** BEGIN EXERCISE INPUT **

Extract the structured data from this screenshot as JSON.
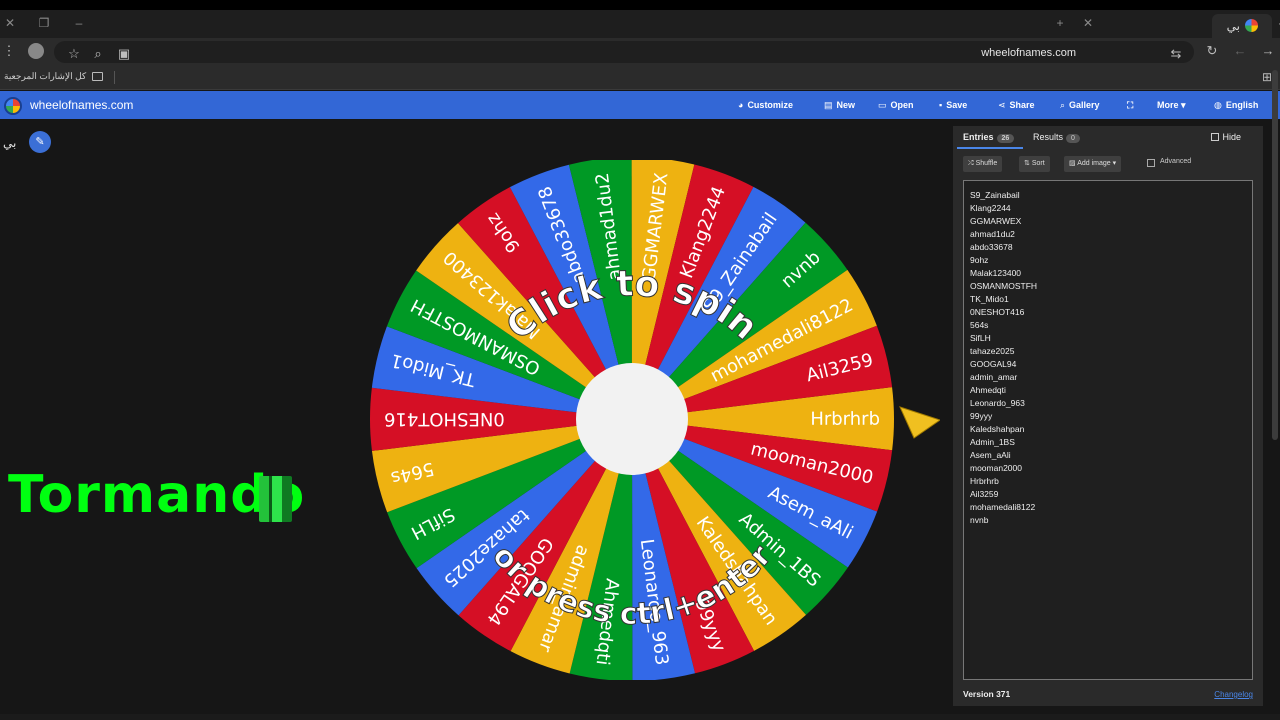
{
  "browser": {
    "tab_title": "بي",
    "url": "wheelofnames.com",
    "bookmark_label": "كل الإشارات المرجعية"
  },
  "app": {
    "site_name": "wheelofnames.com",
    "menu": {
      "customize": "Customize",
      "new": "New",
      "open": "Open",
      "save": "Save",
      "share": "Share",
      "gallery": "Gallery",
      "more": "More",
      "language": "English"
    },
    "wheel_title": "بي"
  },
  "wheel": {
    "top_text": "Click to spin",
    "bottom_text": "or press ctrl+enter",
    "slice_colors": [
      "#eeb211",
      "#d50f25",
      "#3369e8",
      "#009925"
    ],
    "slices": [
      "Hrbrhrb",
      "mooman2000",
      "Asem_aAli",
      "Admin_1BS",
      "Kaledshahpan",
      "99yyy",
      "Leonardo_963",
      "Ahmedqti",
      "admin_amar",
      "GOOGAL94",
      "tahaze2025",
      "SifLH",
      "564s",
      "0NESHOT416",
      "TK_Mido1",
      "OSMANMOSTFH",
      "Malak123400",
      "9ohz",
      "abdo33678",
      "ahmad1du2",
      "GGMARWEX",
      "Klang2244",
      "S9_Zainabail",
      "nvnb",
      "mohamedali8122",
      "Ail3259"
    ]
  },
  "overlay_text": "Tormando",
  "panel": {
    "entries_tab": "Entries",
    "entries_count": "26",
    "results_tab": "Results",
    "results_count": "0",
    "hide_label": "Hide",
    "shuffle": "Shuffle",
    "sort": "Sort",
    "add_image": "Add image",
    "advanced": "Advanced",
    "entries": [
      "S9_Zainabail",
      "Klang2244",
      "GGMARWEX",
      "ahmad1du2",
      "abdo33678",
      "9ohz",
      "Malak123400",
      "OSMANMOSTFH",
      "TK_Mido1",
      "0NESHOT416",
      "564s",
      "SifLH",
      "tahaze2025",
      "GOOGAL94",
      "admin_amar",
      "Ahmedqti",
      "Leonardo_963",
      "99yyy",
      "Kaledshahpan",
      "Admin_1BS",
      "Asem_aAli",
      "mooman2000",
      "Hrbrhrb",
      "Ail3259",
      "mohamedali8122",
      "nvnb"
    ],
    "version": "Version 371",
    "changelog": "Changelog"
  }
}
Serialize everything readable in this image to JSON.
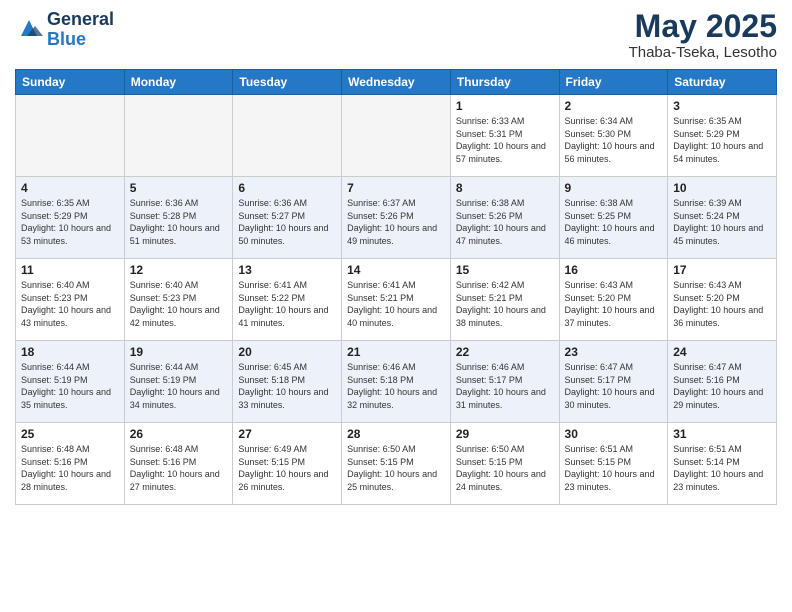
{
  "header": {
    "logo_general": "General",
    "logo_blue": "Blue",
    "month_year": "May 2025",
    "location": "Thaba-Tseka, Lesotho"
  },
  "days_of_week": [
    "Sunday",
    "Monday",
    "Tuesday",
    "Wednesday",
    "Thursday",
    "Friday",
    "Saturday"
  ],
  "weeks": [
    [
      {
        "num": "",
        "empty": true
      },
      {
        "num": "",
        "empty": true
      },
      {
        "num": "",
        "empty": true
      },
      {
        "num": "",
        "empty": true
      },
      {
        "num": "1",
        "sunrise": "6:33 AM",
        "sunset": "5:31 PM",
        "daylight": "10 hours and 57 minutes."
      },
      {
        "num": "2",
        "sunrise": "6:34 AM",
        "sunset": "5:30 PM",
        "daylight": "10 hours and 56 minutes."
      },
      {
        "num": "3",
        "sunrise": "6:35 AM",
        "sunset": "5:29 PM",
        "daylight": "10 hours and 54 minutes."
      }
    ],
    [
      {
        "num": "4",
        "sunrise": "6:35 AM",
        "sunset": "5:29 PM",
        "daylight": "10 hours and 53 minutes."
      },
      {
        "num": "5",
        "sunrise": "6:36 AM",
        "sunset": "5:28 PM",
        "daylight": "10 hours and 51 minutes."
      },
      {
        "num": "6",
        "sunrise": "6:36 AM",
        "sunset": "5:27 PM",
        "daylight": "10 hours and 50 minutes."
      },
      {
        "num": "7",
        "sunrise": "6:37 AM",
        "sunset": "5:26 PM",
        "daylight": "10 hours and 49 minutes."
      },
      {
        "num": "8",
        "sunrise": "6:38 AM",
        "sunset": "5:26 PM",
        "daylight": "10 hours and 47 minutes."
      },
      {
        "num": "9",
        "sunrise": "6:38 AM",
        "sunset": "5:25 PM",
        "daylight": "10 hours and 46 minutes."
      },
      {
        "num": "10",
        "sunrise": "6:39 AM",
        "sunset": "5:24 PM",
        "daylight": "10 hours and 45 minutes."
      }
    ],
    [
      {
        "num": "11",
        "sunrise": "6:40 AM",
        "sunset": "5:23 PM",
        "daylight": "10 hours and 43 minutes."
      },
      {
        "num": "12",
        "sunrise": "6:40 AM",
        "sunset": "5:23 PM",
        "daylight": "10 hours and 42 minutes."
      },
      {
        "num": "13",
        "sunrise": "6:41 AM",
        "sunset": "5:22 PM",
        "daylight": "10 hours and 41 minutes."
      },
      {
        "num": "14",
        "sunrise": "6:41 AM",
        "sunset": "5:21 PM",
        "daylight": "10 hours and 40 minutes."
      },
      {
        "num": "15",
        "sunrise": "6:42 AM",
        "sunset": "5:21 PM",
        "daylight": "10 hours and 38 minutes."
      },
      {
        "num": "16",
        "sunrise": "6:43 AM",
        "sunset": "5:20 PM",
        "daylight": "10 hours and 37 minutes."
      },
      {
        "num": "17",
        "sunrise": "6:43 AM",
        "sunset": "5:20 PM",
        "daylight": "10 hours and 36 minutes."
      }
    ],
    [
      {
        "num": "18",
        "sunrise": "6:44 AM",
        "sunset": "5:19 PM",
        "daylight": "10 hours and 35 minutes."
      },
      {
        "num": "19",
        "sunrise": "6:44 AM",
        "sunset": "5:19 PM",
        "daylight": "10 hours and 34 minutes."
      },
      {
        "num": "20",
        "sunrise": "6:45 AM",
        "sunset": "5:18 PM",
        "daylight": "10 hours and 33 minutes."
      },
      {
        "num": "21",
        "sunrise": "6:46 AM",
        "sunset": "5:18 PM",
        "daylight": "10 hours and 32 minutes."
      },
      {
        "num": "22",
        "sunrise": "6:46 AM",
        "sunset": "5:17 PM",
        "daylight": "10 hours and 31 minutes."
      },
      {
        "num": "23",
        "sunrise": "6:47 AM",
        "sunset": "5:17 PM",
        "daylight": "10 hours and 30 minutes."
      },
      {
        "num": "24",
        "sunrise": "6:47 AM",
        "sunset": "5:16 PM",
        "daylight": "10 hours and 29 minutes."
      }
    ],
    [
      {
        "num": "25",
        "sunrise": "6:48 AM",
        "sunset": "5:16 PM",
        "daylight": "10 hours and 28 minutes."
      },
      {
        "num": "26",
        "sunrise": "6:48 AM",
        "sunset": "5:16 PM",
        "daylight": "10 hours and 27 minutes."
      },
      {
        "num": "27",
        "sunrise": "6:49 AM",
        "sunset": "5:15 PM",
        "daylight": "10 hours and 26 minutes."
      },
      {
        "num": "28",
        "sunrise": "6:50 AM",
        "sunset": "5:15 PM",
        "daylight": "10 hours and 25 minutes."
      },
      {
        "num": "29",
        "sunrise": "6:50 AM",
        "sunset": "5:15 PM",
        "daylight": "10 hours and 24 minutes."
      },
      {
        "num": "30",
        "sunrise": "6:51 AM",
        "sunset": "5:15 PM",
        "daylight": "10 hours and 23 minutes."
      },
      {
        "num": "31",
        "sunrise": "6:51 AM",
        "sunset": "5:14 PM",
        "daylight": "10 hours and 23 minutes."
      }
    ]
  ]
}
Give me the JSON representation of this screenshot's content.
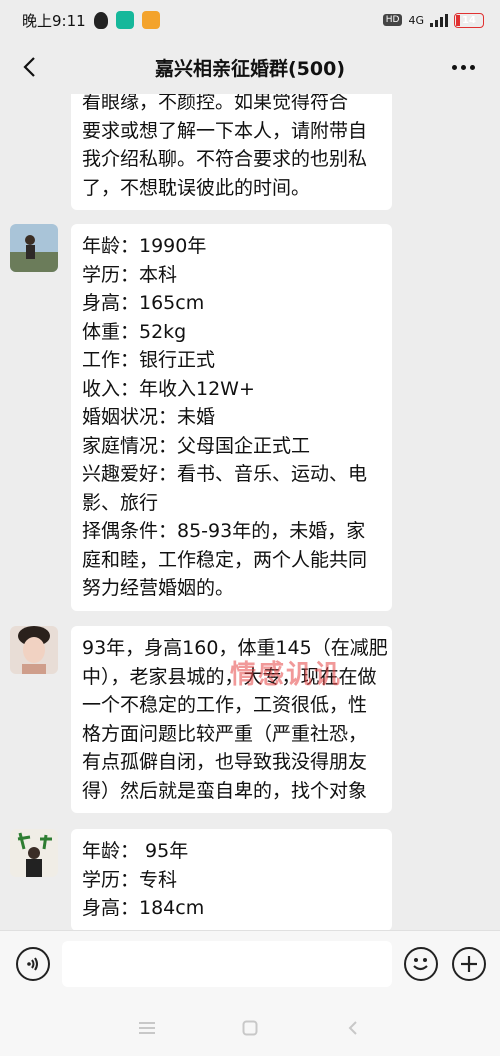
{
  "status_bar": {
    "time": "晚上9:11",
    "hd": "HD",
    "network": "4G",
    "battery": "14",
    "battery_level": 0.14
  },
  "header": {
    "title": "嘉兴相亲征婚群(500)"
  },
  "messages": [
    {
      "lines": [
        "看眼缘，不颜控。如果觉得符合",
        "要求或想了解一下本人，请附带自",
        "我介绍私聊。不符合要求的也别私",
        "了，不想耽误彼此的时间。"
      ]
    },
    {
      "lines": [
        "年龄：1990年",
        "学历：本科",
        "身高：165cm",
        "体重：52kg",
        "工作：银行正式",
        "收入：年收入12W+",
        "婚姻状况：未婚",
        "家庭情况：父母国企正式工",
        "兴趣爱好：看书、音乐、运动、电",
        "影、旅行",
        "择偶条件：85-93年的，未婚，家",
        "庭和睦，工作稳定，两个人能共同",
        "努力经营婚姻的。"
      ]
    },
    {
      "lines": [
        "93年，身高160，体重145（在减肥",
        "中），老家县城的，大专，现在在做",
        "一个不稳定的工作，工资很低，性",
        "格方面问题比较严重（严重社恐，",
        "有点孤僻自闭，也导致我没得朋友",
        "得）然后就是蛮自卑的，找个对象"
      ]
    },
    {
      "lines": [
        "年龄： 95年",
        "学历：专科",
        "身高：184cm"
      ]
    }
  ],
  "watermark": "情感讥讥"
}
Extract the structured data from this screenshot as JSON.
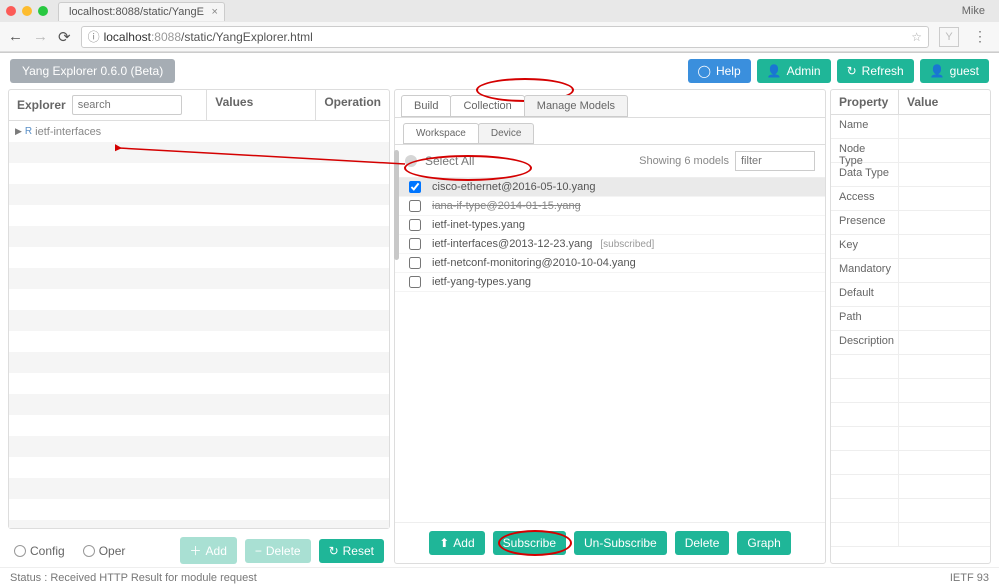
{
  "browser": {
    "tab_title": "localhost:8088/static/YangE",
    "user": "Mike",
    "url_host": "localhost",
    "url_port": ":8088",
    "url_path": "/static/YangExplorer.html"
  },
  "toolbar": {
    "version": "Yang Explorer 0.6.0 (Beta)",
    "help": "Help",
    "admin": "Admin",
    "refresh": "Refresh",
    "guest": "guest"
  },
  "left": {
    "explorer": "Explorer",
    "values": "Values",
    "operation": "Operation",
    "search_placeholder": "search",
    "tree_item": "ietf-interfaces",
    "config": "Config",
    "oper": "Oper",
    "add": "Add",
    "delete": "Delete",
    "reset": "Reset"
  },
  "center": {
    "tabs": {
      "build": "Build",
      "collections": "Collection",
      "manage": "Manage Models"
    },
    "subtabs": {
      "workspace": "Workspace",
      "device": "Device"
    },
    "select_all": "Select All",
    "showing": "Showing 6 models",
    "filter_placeholder": "filter",
    "models": [
      {
        "name": "cisco-ethernet@2016-05-10.yang",
        "checked": true,
        "strike": false,
        "sub": ""
      },
      {
        "name": "iana-if-type@2014-01-15.yang",
        "checked": false,
        "strike": true,
        "sub": ""
      },
      {
        "name": "ietf-inet-types.yang",
        "checked": false,
        "strike": false,
        "sub": ""
      },
      {
        "name": "ietf-interfaces@2013-12-23.yang",
        "checked": false,
        "strike": false,
        "sub": "[subscribed]"
      },
      {
        "name": "ietf-netconf-monitoring@2010-10-04.yang",
        "checked": false,
        "strike": false,
        "sub": ""
      },
      {
        "name": "ietf-yang-types.yang",
        "checked": false,
        "strike": false,
        "sub": ""
      }
    ],
    "buttons": {
      "add": "Add",
      "subscribe": "Subscribe",
      "unsubscribe": "Un-Subscribe",
      "delete": "Delete",
      "graph": "Graph"
    }
  },
  "right": {
    "property": "Property",
    "value": "Value",
    "rows": [
      "Name",
      "Node Type",
      "Data Type",
      "Access",
      "Presence",
      "Key",
      "Mandatory",
      "Default",
      "Path",
      "Description"
    ]
  },
  "status": {
    "left": "Status : Received HTTP Result for module request",
    "right": "IETF 93"
  }
}
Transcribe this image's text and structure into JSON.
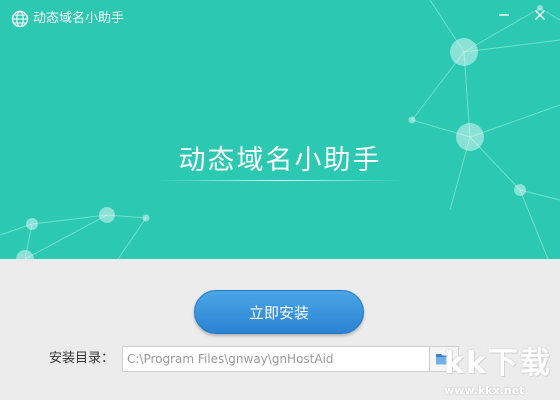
{
  "window": {
    "title": "动态域名小助手"
  },
  "hero": {
    "title": "动态域名小助手"
  },
  "install": {
    "button_label": "立即安装",
    "dir_label": "安装目录：",
    "dir_value": "C:\\Program Files\\gnway\\gnHostAid"
  },
  "watermark": {
    "text": "kk下载",
    "url": "www.kkx.net"
  },
  "icons": {
    "app": "globe-icon",
    "minimize": "minimize-icon",
    "close": "close-icon",
    "browse": "folder-icon"
  },
  "colors": {
    "hero_bg": "#2bc9b2",
    "button_blue": "#2a83d3",
    "bottom_bg": "#ececec"
  }
}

** END EXERCISE INPUT **

## AIM
Which lines hold the string "version"? List them all.

## ANSWER TO THE EXERCISE
    "version": "Version 371",
    "version": "Yang Explorer 0.6.0 (Beta)",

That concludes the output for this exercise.